- **Exercise**
Transcribe every line exactly. Leave the pictures behind.

(Collected data entries)
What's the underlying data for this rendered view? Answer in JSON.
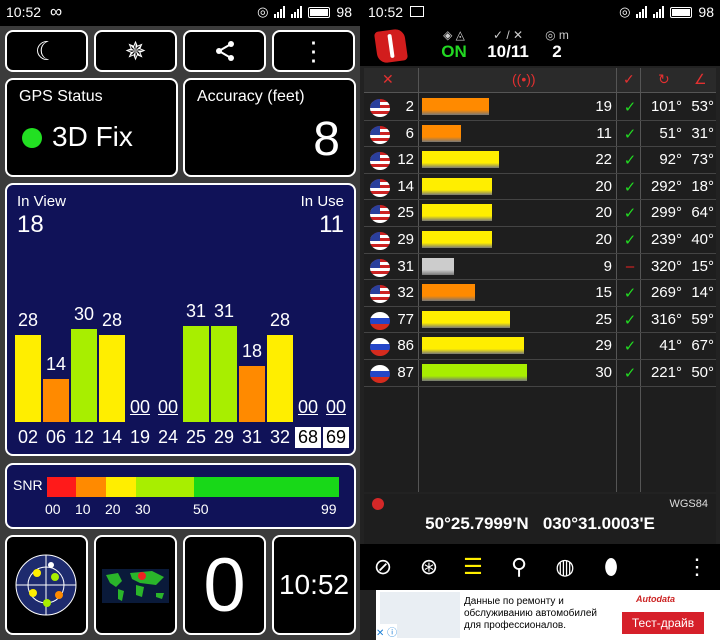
{
  "left": {
    "status_bar": {
      "time": "10:52",
      "infinity": "∞",
      "battery": "98"
    },
    "toolbar": [
      {
        "name": "night-mode-button",
        "icon": "moon-icon",
        "glyph": "☾"
      },
      {
        "name": "compass-rose-button",
        "icon": "compass-star-icon",
        "glyph": "✵"
      },
      {
        "name": "share-button",
        "icon": "share-icon",
        "glyph": "⋖"
      },
      {
        "name": "overflow-menu-button",
        "icon": "overflow-menu-icon",
        "glyph": "⋮"
      }
    ],
    "gps_status": {
      "label": "GPS Status",
      "value": "3D Fix"
    },
    "accuracy": {
      "label": "Accuracy (feet)",
      "value": "8"
    },
    "satellites": {
      "in_view_label": "In View",
      "in_view": "18",
      "in_use_label": "In Use",
      "in_use": "11"
    },
    "snr_legend": {
      "label": "SNR",
      "ticks": [
        "00",
        "10",
        "20",
        "30",
        "50",
        "99"
      ]
    },
    "bottom_buttons": {
      "clock": "10:52",
      "counter": "0"
    }
  },
  "chart_data": {
    "type": "bar",
    "categories": [
      "02",
      "06",
      "12",
      "14",
      "19",
      "24",
      "25",
      "29",
      "31",
      "32",
      "68",
      "69"
    ],
    "values": [
      28,
      14,
      30,
      28,
      0,
      0,
      31,
      31,
      18,
      28,
      0,
      0
    ],
    "value_labels": [
      "28",
      "14",
      "30",
      "28",
      "00",
      "00",
      "31",
      "31",
      "18",
      "28",
      "00",
      "00"
    ],
    "boxed_categories": [
      "68",
      "69"
    ],
    "colors": [
      "#ffee00",
      "#ff8a00",
      "#a8ee00",
      "#ffee00",
      "#ffffff",
      "#ffffff",
      "#a8ee00",
      "#a8ee00",
      "#ff8a00",
      "#ffee00",
      "#ffffff",
      "#ffffff"
    ],
    "ylim": [
      0,
      40
    ]
  },
  "right": {
    "status_bar": {
      "time": "10:52",
      "battery": "98"
    },
    "header": {
      "gps_on": "ON",
      "used_total": "10/11",
      "count": "2",
      "count_caption": "m"
    },
    "table_rows": [
      {
        "flag": "us",
        "prn": "2",
        "snr": 19,
        "color": "#ff8a00",
        "check": "✓",
        "azimuth": "101°",
        "elevation": "53°"
      },
      {
        "flag": "us",
        "prn": "6",
        "snr": 11,
        "color": "#ff8a00",
        "check": "✓",
        "azimuth": "51°",
        "elevation": "31°"
      },
      {
        "flag": "us",
        "prn": "12",
        "snr": 22,
        "color": "#ffee00",
        "check": "✓",
        "azimuth": "92°",
        "elevation": "73°"
      },
      {
        "flag": "us",
        "prn": "14",
        "snr": 20,
        "color": "#ffee00",
        "check": "✓",
        "azimuth": "292°",
        "elevation": "18°"
      },
      {
        "flag": "us",
        "prn": "25",
        "snr": 20,
        "color": "#ffee00",
        "check": "✓",
        "azimuth": "299°",
        "elevation": "64°"
      },
      {
        "flag": "us",
        "prn": "29",
        "snr": 20,
        "color": "#ffee00",
        "check": "✓",
        "azimuth": "239°",
        "elevation": "40°"
      },
      {
        "flag": "us",
        "prn": "31",
        "snr": 9,
        "color": "#cccccc",
        "check": "–",
        "azimuth": "320°",
        "elevation": "15°"
      },
      {
        "flag": "us",
        "prn": "32",
        "snr": 15,
        "color": "#ff8a00",
        "check": "✓",
        "azimuth": "269°",
        "elevation": "14°"
      },
      {
        "flag": "ru",
        "prn": "77",
        "snr": 25,
        "color": "#ffee00",
        "check": "✓",
        "azimuth": "316°",
        "elevation": "59°"
      },
      {
        "flag": "ru",
        "prn": "86",
        "snr": 29,
        "color": "#ffee00",
        "check": "✓",
        "azimuth": "41°",
        "elevation": "67°"
      },
      {
        "flag": "ru",
        "prn": "87",
        "snr": 30,
        "color": "#a8ee00",
        "check": "✓",
        "azimuth": "221°",
        "elevation": "50°"
      }
    ],
    "coordinates": {
      "datum": "WGS84",
      "lat": "50°25.7999'N",
      "lon": "030°31.0003'E"
    },
    "ad": {
      "text": "Данные по ремонту и обслуживанию автомобилей для профессионалов.",
      "brand": "Autodata",
      "cta": "Тест-драйв"
    }
  }
}
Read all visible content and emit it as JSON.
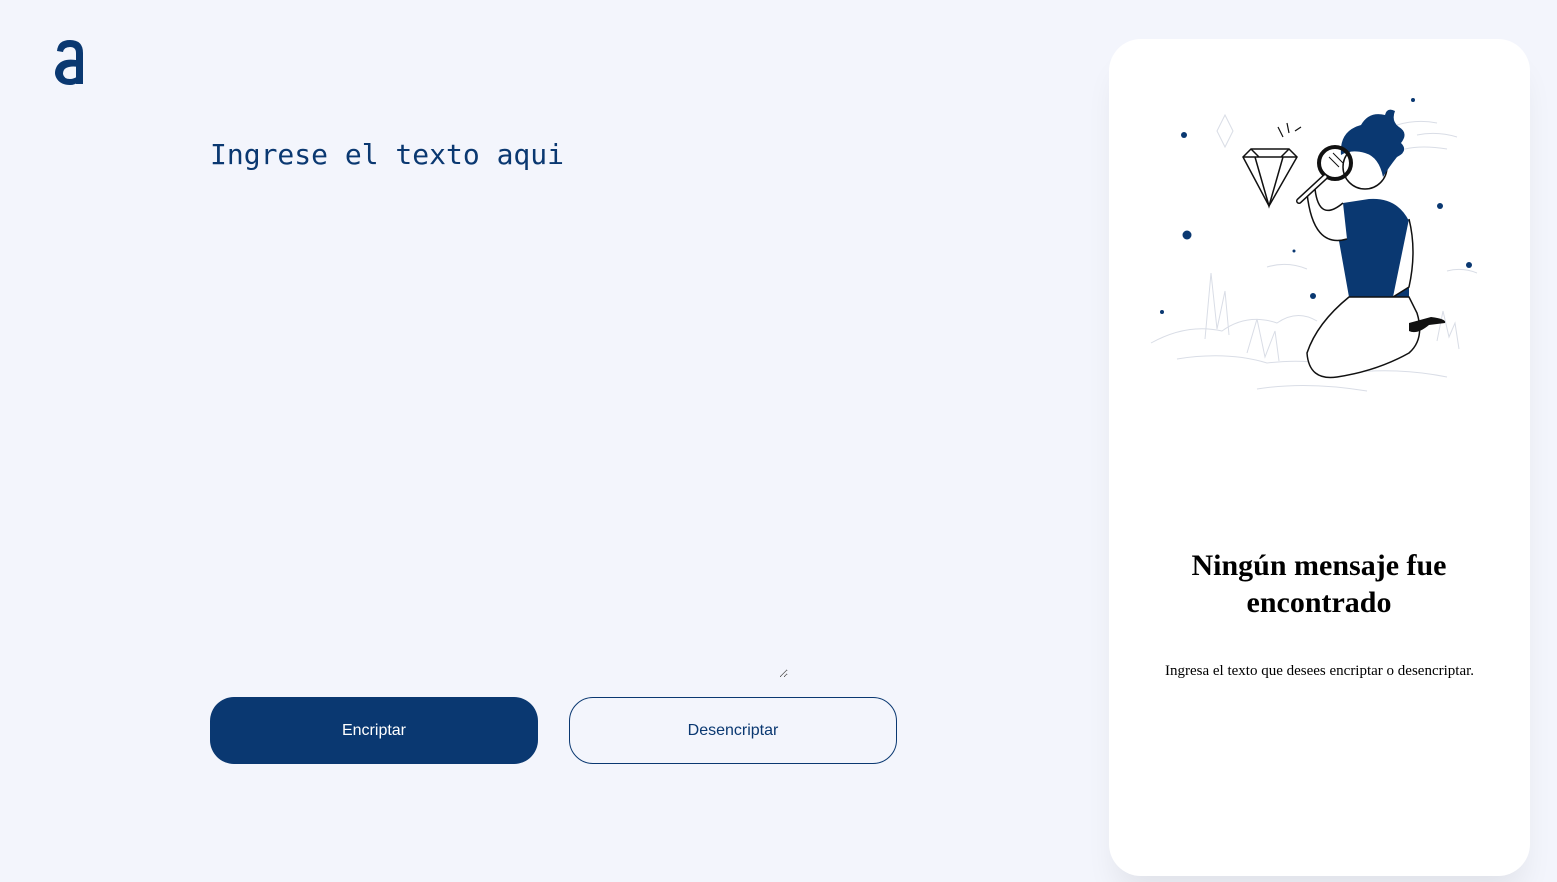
{
  "brand": {
    "logo_icon": "alura-logo-icon",
    "accent_color": "#0a3871"
  },
  "input": {
    "placeholder": "Ingrese el texto aqui",
    "value": ""
  },
  "actions": {
    "encrypt_label": "Encriptar",
    "decrypt_label": "Desencriptar"
  },
  "result_panel": {
    "illustration_icon": "search-person-illustration",
    "title": "Ningún mensaje fue encontrado",
    "message": "Ingresa el texto que desees encriptar o desencriptar."
  }
}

- **Expected answer**
What's the underlying data for this rendered view? Answer in JSON.
{
  "left": {
    "status_bar": {
      "time": "10:52",
      "infinity": "∞",
      "battery": "98"
    },
    "toolbar": [
      {
        "name": "night-mode-button",
        "icon": "moon-icon",
        "glyph": "☾"
      },
      {
        "name": "compass-rose-button",
        "icon": "compass-star-icon",
        "glyph": "✵"
      },
      {
        "name": "share-button",
        "icon": "share-icon",
        "glyph": "⋖"
      },
      {
        "name": "overflow-menu-button",
        "icon": "overflow-menu-icon",
        "glyph": "⋮"
      }
    ],
    "gps_status": {
      "label": "GPS Status",
      "value": "3D Fix"
    },
    "accuracy": {
      "label": "Accuracy (feet)",
      "value": "8"
    },
    "satellites": {
      "in_view_label": "In View",
      "in_view": "18",
      "in_use_label": "In Use",
      "in_use": "11"
    },
    "snr_legend": {
      "label": "SNR",
      "ticks": [
        "00",
        "10",
        "20",
        "30",
        "50",
        "99"
      ]
    },
    "bottom_buttons": {
      "clock": "10:52",
      "counter": "0"
    }
  },
  "chart_data": {
    "type": "bar",
    "categories": [
      "02",
      "06",
      "12",
      "14",
      "19",
      "24",
      "25",
      "29",
      "31",
      "32",
      "68",
      "69"
    ],
    "values": [
      28,
      14,
      30,
      28,
      0,
      0,
      31,
      31,
      18,
      28,
      0,
      0
    ],
    "value_labels": [
      "28",
      "14",
      "30",
      "28",
      "00",
      "00",
      "31",
      "31",
      "18",
      "28",
      "00",
      "00"
    ],
    "boxed_categories": [
      "68",
      "69"
    ],
    "colors": [
      "#ffee00",
      "#ff8a00",
      "#a8ee00",
      "#ffee00",
      "#ffffff",
      "#ffffff",
      "#a8ee00",
      "#a8ee00",
      "#ff8a00",
      "#ffee00",
      "#ffffff",
      "#ffffff"
    ],
    "ylim": [
      0,
      40
    ]
  },
  "right": {
    "status_bar": {
      "time": "10:52",
      "battery": "98"
    },
    "header": {
      "gps_on": "ON",
      "used_total": "10/11",
      "count": "2",
      "count_caption": "m"
    },
    "table_rows": [
      {
        "flag": "us",
        "prn": "2",
        "snr": 19,
        "color": "#ff8a00",
        "check": "✓",
        "azimuth": "101°",
        "elevation": "53°"
      },
      {
        "flag": "us",
        "prn": "6",
        "snr": 11,
        "color": "#ff8a00",
        "check": "✓",
        "azimuth": "51°",
        "elevation": "31°"
      },
      {
        "flag": "us",
        "prn": "12",
        "snr": 22,
        "color": "#ffee00",
        "check": "✓",
        "azimuth": "92°",
        "elevation": "73°"
      },
      {
        "flag": "us",
        "prn": "14",
        "snr": 20,
        "color": "#ffee00",
        "check": "✓",
        "azimuth": "292°",
        "elevation": "18°"
      },
      {
        "flag": "us",
        "prn": "25",
        "snr": 20,
        "color": "#ffee00",
        "check": "✓",
        "azimuth": "299°",
        "elevation": "64°"
      },
      {
        "flag": "us",
        "prn": "29",
        "snr": 20,
        "color": "#ffee00",
        "check": "✓",
        "azimuth": "239°",
        "elevation": "40°"
      },
      {
        "flag": "us",
        "prn": "31",
        "snr": 9,
        "color": "#cccccc",
        "check": "–",
        "azimuth": "320°",
        "elevation": "15°"
      },
      {
        "flag": "us",
        "prn": "32",
        "snr": 15,
        "color": "#ff8a00",
        "check": "✓",
        "azimuth": "269°",
        "elevation": "14°"
      },
      {
        "flag": "ru",
        "prn": "77",
        "snr": 25,
        "color": "#ffee00",
        "check": "✓",
        "azimuth": "316°",
        "elevation": "59°"
      },
      {
        "flag": "ru",
        "prn": "86",
        "snr": 29,
        "color": "#ffee00",
        "check": "✓",
        "azimuth": "41°",
        "elevation": "67°"
      },
      {
        "flag": "ru",
        "prn": "87",
        "snr": 30,
        "color": "#a8ee00",
        "check": "✓",
        "azimuth": "221°",
        "elevation": "50°"
      }
    ],
    "coordinates": {
      "datum": "WGS84",
      "lat": "50°25.7999'N",
      "lon": "030°31.0003'E"
    },
    "ad": {
      "text": "Данные по ремонту и обслуживанию автомобилей для профессионалов.",
      "brand": "Autodata",
      "cta": "Тест-драйв"
    }
  }
}
Read all visible content and emit it as JSON.
{
  "brand": {
    "logo_icon": "alura-logo-icon",
    "accent_color": "#0a3871"
  },
  "input": {
    "placeholder": "Ingrese el texto aqui",
    "value": ""
  },
  "actions": {
    "encrypt_label": "Encriptar",
    "decrypt_label": "Desencriptar"
  },
  "result_panel": {
    "illustration_icon": "search-person-illustration",
    "title": "Ningún mensaje fue encontrado",
    "message": "Ingresa el texto que desees encriptar o desencriptar."
  }
}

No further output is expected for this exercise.